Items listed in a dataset
.....

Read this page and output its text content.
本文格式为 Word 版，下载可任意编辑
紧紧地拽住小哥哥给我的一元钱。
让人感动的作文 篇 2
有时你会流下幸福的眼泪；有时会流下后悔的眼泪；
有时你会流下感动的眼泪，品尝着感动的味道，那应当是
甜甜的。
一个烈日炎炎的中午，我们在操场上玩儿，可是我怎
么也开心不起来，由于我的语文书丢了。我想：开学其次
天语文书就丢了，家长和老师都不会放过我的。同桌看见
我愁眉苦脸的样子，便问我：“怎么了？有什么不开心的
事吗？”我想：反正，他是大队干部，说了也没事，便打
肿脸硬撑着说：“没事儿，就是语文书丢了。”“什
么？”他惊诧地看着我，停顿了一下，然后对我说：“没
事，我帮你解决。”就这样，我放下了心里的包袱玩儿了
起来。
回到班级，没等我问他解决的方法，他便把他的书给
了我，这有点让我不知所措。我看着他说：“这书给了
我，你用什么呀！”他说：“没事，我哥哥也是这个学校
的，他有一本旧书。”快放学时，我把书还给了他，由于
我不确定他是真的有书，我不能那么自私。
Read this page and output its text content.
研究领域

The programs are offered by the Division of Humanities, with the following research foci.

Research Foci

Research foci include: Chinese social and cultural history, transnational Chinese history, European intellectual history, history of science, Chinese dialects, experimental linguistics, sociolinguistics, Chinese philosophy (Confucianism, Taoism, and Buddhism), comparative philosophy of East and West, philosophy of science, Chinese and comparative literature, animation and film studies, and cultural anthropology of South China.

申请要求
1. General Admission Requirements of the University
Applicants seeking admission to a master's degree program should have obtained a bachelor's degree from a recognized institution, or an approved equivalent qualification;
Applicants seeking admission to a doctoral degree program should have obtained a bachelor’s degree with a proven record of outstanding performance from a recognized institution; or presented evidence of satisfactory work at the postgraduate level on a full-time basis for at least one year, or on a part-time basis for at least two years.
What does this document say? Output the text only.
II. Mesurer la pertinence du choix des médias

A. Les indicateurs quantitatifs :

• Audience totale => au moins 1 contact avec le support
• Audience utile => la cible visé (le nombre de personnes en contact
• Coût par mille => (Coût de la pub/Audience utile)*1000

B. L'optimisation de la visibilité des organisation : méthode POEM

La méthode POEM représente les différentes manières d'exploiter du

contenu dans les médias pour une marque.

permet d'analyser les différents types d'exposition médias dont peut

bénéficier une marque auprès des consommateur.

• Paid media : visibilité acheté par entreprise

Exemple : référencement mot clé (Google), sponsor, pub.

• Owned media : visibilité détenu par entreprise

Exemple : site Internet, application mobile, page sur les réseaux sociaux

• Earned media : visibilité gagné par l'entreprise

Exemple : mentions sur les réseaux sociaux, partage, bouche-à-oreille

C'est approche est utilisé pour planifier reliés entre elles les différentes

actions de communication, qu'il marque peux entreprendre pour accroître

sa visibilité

.....

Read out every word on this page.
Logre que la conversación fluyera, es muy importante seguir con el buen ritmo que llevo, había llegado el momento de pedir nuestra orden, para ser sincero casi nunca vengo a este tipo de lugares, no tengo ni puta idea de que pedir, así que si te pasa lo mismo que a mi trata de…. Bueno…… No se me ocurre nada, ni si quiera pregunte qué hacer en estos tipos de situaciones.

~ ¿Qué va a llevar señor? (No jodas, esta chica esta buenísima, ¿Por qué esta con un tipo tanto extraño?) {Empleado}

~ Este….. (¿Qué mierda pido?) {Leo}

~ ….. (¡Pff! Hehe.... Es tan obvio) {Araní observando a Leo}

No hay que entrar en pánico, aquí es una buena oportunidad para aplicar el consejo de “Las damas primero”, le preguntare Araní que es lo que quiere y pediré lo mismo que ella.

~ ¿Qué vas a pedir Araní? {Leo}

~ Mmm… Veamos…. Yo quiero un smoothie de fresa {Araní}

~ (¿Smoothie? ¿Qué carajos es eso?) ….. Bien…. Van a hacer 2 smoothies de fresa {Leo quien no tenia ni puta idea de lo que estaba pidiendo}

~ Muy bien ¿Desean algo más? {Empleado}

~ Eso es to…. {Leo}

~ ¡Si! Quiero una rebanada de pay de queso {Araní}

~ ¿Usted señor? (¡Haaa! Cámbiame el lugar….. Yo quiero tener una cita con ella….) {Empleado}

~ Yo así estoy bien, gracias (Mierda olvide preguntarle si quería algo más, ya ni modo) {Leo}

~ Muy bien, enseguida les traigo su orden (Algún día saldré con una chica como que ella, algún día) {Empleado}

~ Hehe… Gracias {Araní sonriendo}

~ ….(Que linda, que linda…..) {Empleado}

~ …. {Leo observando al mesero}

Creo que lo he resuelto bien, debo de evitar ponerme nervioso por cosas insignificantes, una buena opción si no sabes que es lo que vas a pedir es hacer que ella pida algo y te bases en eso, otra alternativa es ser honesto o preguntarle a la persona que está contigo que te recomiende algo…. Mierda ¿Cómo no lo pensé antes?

.....

* **TASK**:
In the entries above, identify every line with the word "visibilité". Copy those lines.

* **WRITTEN ANSWER**:
B. L'optimisation de la visibilité des organisation : méthode POEM
• Paid media : visibilité acheté par entreprise
• Owned media : visibilité détenu par entreprise
• Earned media : visibilité gagné par l'entreprise
sa visibilité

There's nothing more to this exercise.